- [PROBLEM TO WORK ON]
Drop the pictures, then extract the listing word for word.

- [RECORDS SUPPLIED]
+===+

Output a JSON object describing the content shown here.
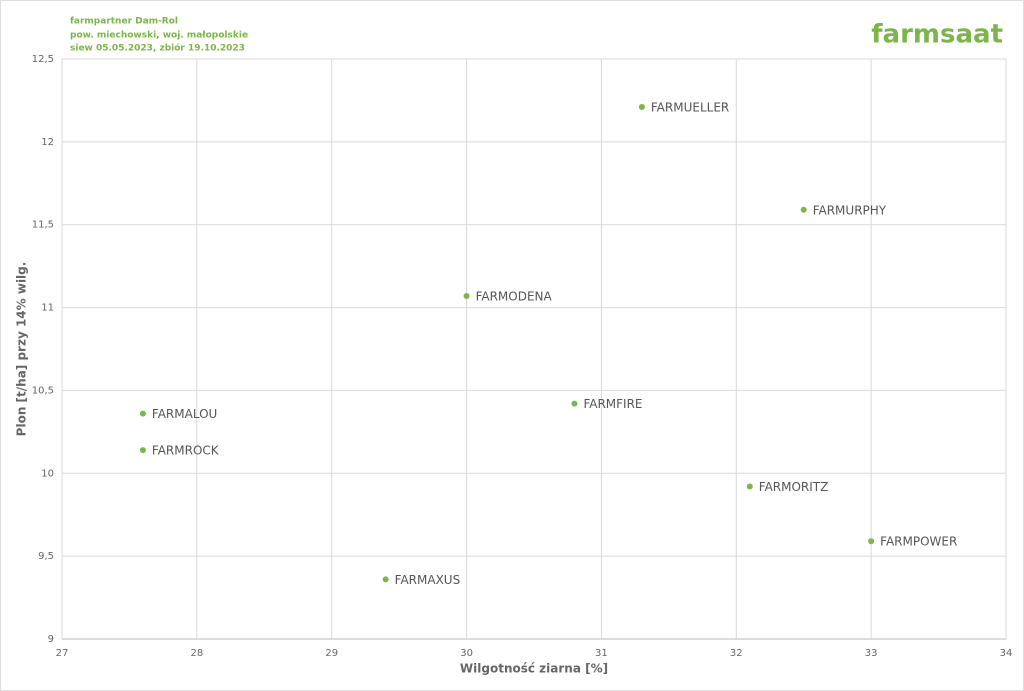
{
  "chart_data": {
    "type": "scatter",
    "title": "farmpartner Dam-Rol",
    "subtitle": [
      "pow. miechowski, woj. małopolskie",
      "siew 05.05.2023, zbiór 19.10.2023"
    ],
    "logo": "farmsaat",
    "x_label": "Wilgotność ziarna [%]",
    "y_label": "Plon [t/ha] przy 14% wilg.",
    "point_labels": [
      "FARMUELLER",
      "FARMURPHY",
      "FARMODENA",
      "FARMALOU",
      "FARMROCK",
      "FARMFIRE",
      "FARMORITZ",
      "FARMPOWER",
      "FARMAXUS"
    ],
    "x": [
      31.3,
      32.5,
      30.0,
      27.6,
      27.6,
      30.8,
      32.1,
      33.0,
      29.4
    ],
    "values": [
      12.21,
      11.59,
      11.07,
      10.36,
      10.14,
      10.42,
      9.92,
      9.59,
      9.36
    ],
    "color": "#7ab648",
    "xlim": [
      27,
      34
    ],
    "xticks": [
      27,
      28,
      29,
      30,
      31,
      32,
      33,
      34
    ],
    "ylim": [
      9,
      12.5
    ],
    "yticks": [
      9,
      {
        "value": 9.5,
        "label": "9,5"
      },
      10,
      {
        "value": 10.5,
        "label": "10,5"
      },
      11,
      {
        "value": 11.5,
        "label": "11,5"
      },
      12,
      {
        "value": 12.5,
        "label": "12,5"
      }
    ],
    "grid": true
  }
}
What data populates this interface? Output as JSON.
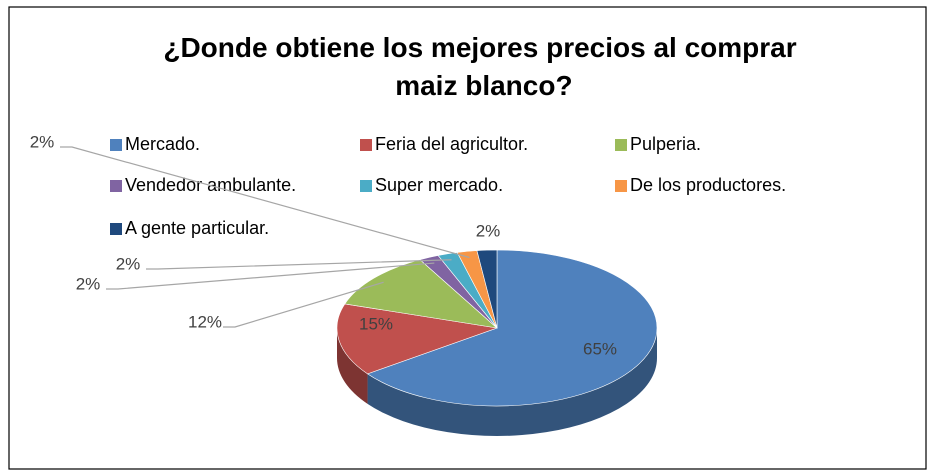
{
  "chart_data": {
    "type": "pie",
    "title": "¿Donde obtiene los mejores precios al comprar maiz blanco?",
    "categories": [
      "Mercado.",
      "Feria del agricultor.",
      "Pulperia.",
      "Vendedor ambulante.",
      "Super mercado.",
      "De los productores.",
      "A gente particular."
    ],
    "values": [
      65,
      15,
      12,
      2,
      2,
      2,
      2
    ],
    "value_labels": [
      "65%",
      "15%",
      "12%",
      "2%",
      "2%",
      "2%",
      "2%"
    ],
    "colors": [
      "#4f81bd",
      "#c0504d",
      "#9bbb59",
      "#8064a2",
      "#4bacc6",
      "#f79646",
      "#1f497d"
    ],
    "legend": "top"
  }
}
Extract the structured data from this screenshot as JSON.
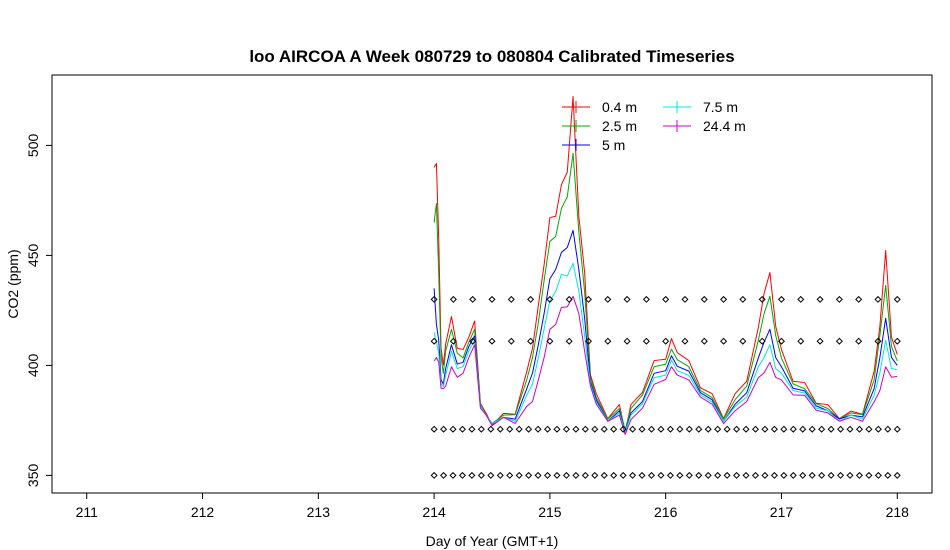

+===+

- [TASK RESPONSE]
Output a JSON object describing the content shown here.
{
  "chart_data": {
    "type": "scatter",
    "title": "farmpartner Dam-Rol",
    "subtitle": [
      "pow. miechowski, woj. małopolskie",
      "siew 05.05.2023, zbiór 19.10.2023"
    ],
    "logo": "farmsaat",
    "x_label": "Wilgotność ziarna [%]",
    "y_label": "Plon [t/ha] przy 14% wilg.",
    "point_labels": [
      "FARMUELLER",
      "FARMURPHY",
      "FARMODENA",
      "FARMALOU",
      "FARMROCK",
      "FARMFIRE",
      "FARMORITZ",
      "FARMPOWER",
      "FARMAXUS"
    ],
    "x": [
      31.3,
      32.5,
      30.0,
      27.6,
      27.6,
      30.8,
      32.1,
      33.0,
      29.4
    ],
    "values": [
      12.21,
      11.59,
      11.07,
      10.36,
      10.14,
      10.42,
      9.92,
      9.59,
      9.36
    ],
    "color": "#7ab648",
    "xlim": [
      27,
      34
    ],
    "xticks": [
      27,
      28,
      29,
      30,
      31,
      32,
      33,
      34
    ],
    "ylim": [
      9,
      12.5
    ],
    "yticks": [
      9,
      {
        "value": 9.5,
        "label": "9,5"
      },
      10,
      {
        "value": 10.5,
        "label": "10,5"
      },
      11,
      {
        "value": 11.5,
        "label": "11,5"
      },
      12,
      {
        "value": 12.5,
        "label": "12,5"
      }
    ],
    "grid": true
  }
}
What data populates this interface? Output as JSON.
{
  "chart_data": {
    "type": "pie",
    "title": "¿Donde obtiene los mejores precios al comprar maiz blanco?",
    "categories": [
      "Mercado.",
      "Feria del agricultor.",
      "Pulperia.",
      "Vendedor ambulante.",
      "Super mercado.",
      "De los productores.",
      "A gente particular."
    ],
    "values": [
      65,
      15,
      12,
      2,
      2,
      2,
      2
    ],
    "value_labels": [
      "65%",
      "15%",
      "12%",
      "2%",
      "2%",
      "2%",
      "2%"
    ],
    "colors": [
      "#4f81bd",
      "#c0504d",
      "#9bbb59",
      "#8064a2",
      "#4bacc6",
      "#f79646",
      "#1f497d"
    ],
    "legend": "top"
  }
}
Extract the structured data from this screenshot as JSON.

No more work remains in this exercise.